Dataset items
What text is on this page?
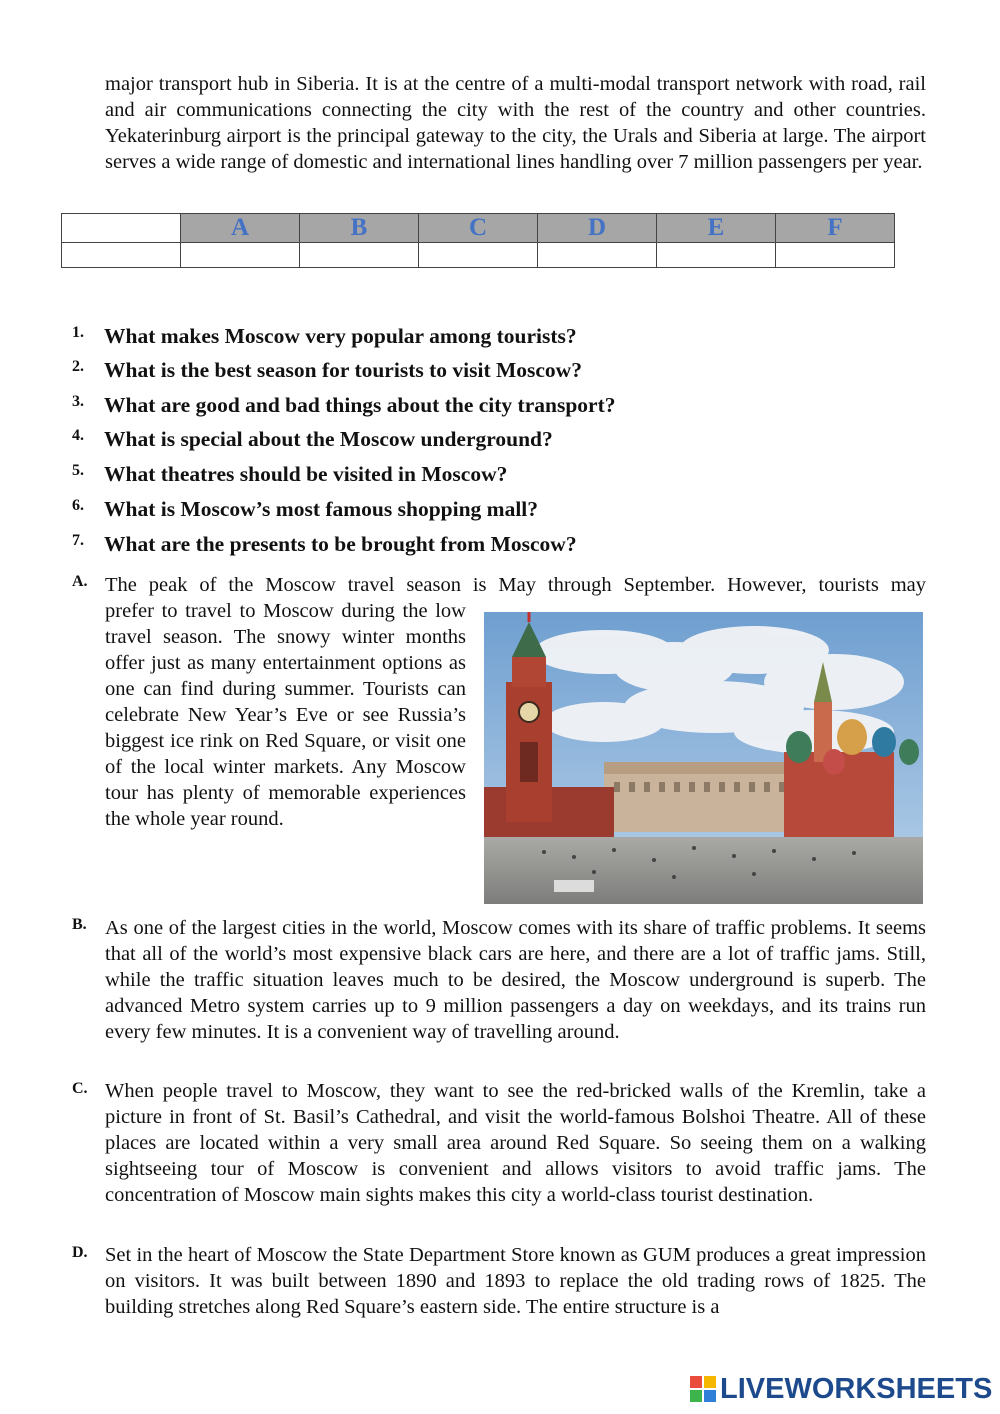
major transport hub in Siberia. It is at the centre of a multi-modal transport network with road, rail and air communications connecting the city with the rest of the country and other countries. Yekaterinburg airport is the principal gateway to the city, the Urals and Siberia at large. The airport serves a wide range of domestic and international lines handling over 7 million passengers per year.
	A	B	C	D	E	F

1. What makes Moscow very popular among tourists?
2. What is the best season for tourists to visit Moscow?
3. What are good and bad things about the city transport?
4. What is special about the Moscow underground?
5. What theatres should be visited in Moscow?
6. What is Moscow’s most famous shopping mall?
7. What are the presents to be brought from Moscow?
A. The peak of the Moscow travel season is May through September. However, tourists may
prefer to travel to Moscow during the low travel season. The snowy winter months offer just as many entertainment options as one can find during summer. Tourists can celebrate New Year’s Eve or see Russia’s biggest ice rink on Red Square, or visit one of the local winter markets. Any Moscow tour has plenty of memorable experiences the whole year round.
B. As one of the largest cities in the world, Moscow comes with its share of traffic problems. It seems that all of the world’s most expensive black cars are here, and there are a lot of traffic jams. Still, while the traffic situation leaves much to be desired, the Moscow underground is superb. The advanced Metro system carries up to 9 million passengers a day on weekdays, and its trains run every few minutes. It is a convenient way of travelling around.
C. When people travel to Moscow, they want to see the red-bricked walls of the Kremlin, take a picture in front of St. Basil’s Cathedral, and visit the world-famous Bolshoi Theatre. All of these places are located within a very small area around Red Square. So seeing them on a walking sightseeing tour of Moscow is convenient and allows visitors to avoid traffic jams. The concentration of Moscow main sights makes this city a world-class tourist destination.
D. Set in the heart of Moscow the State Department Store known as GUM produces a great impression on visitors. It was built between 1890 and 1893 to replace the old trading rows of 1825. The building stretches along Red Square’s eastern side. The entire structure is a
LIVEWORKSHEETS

What the exercise asks
Your task is to pick out every line with the string "jams" and copy it.

Output of the exercise
B. As one of the largest cities in the world, Moscow comes with its share of traffic problems. It seems that all of the world’s most expensive black cars are here, and there are a lot of traffic jams. Still, while the traffic situation leaves much to be desired, the Moscow underground is superb. The advanced Metro system carries up to 9 million passengers a day on weekdays, and its trains run every few minutes. It is a convenient way of travelling around.
C. When people travel to Moscow, they want to see the red-bricked walls of the Kremlin, take a picture in front of St. Basil’s Cathedral, and visit the world-famous Bolshoi Theatre. All of these places are located within a very small area around Red Square. So seeing them on a walking sightseeing tour of Moscow is convenient and allows visitors to avoid traffic jams. The concentration of Moscow main sights makes this city a world-class tourist destination.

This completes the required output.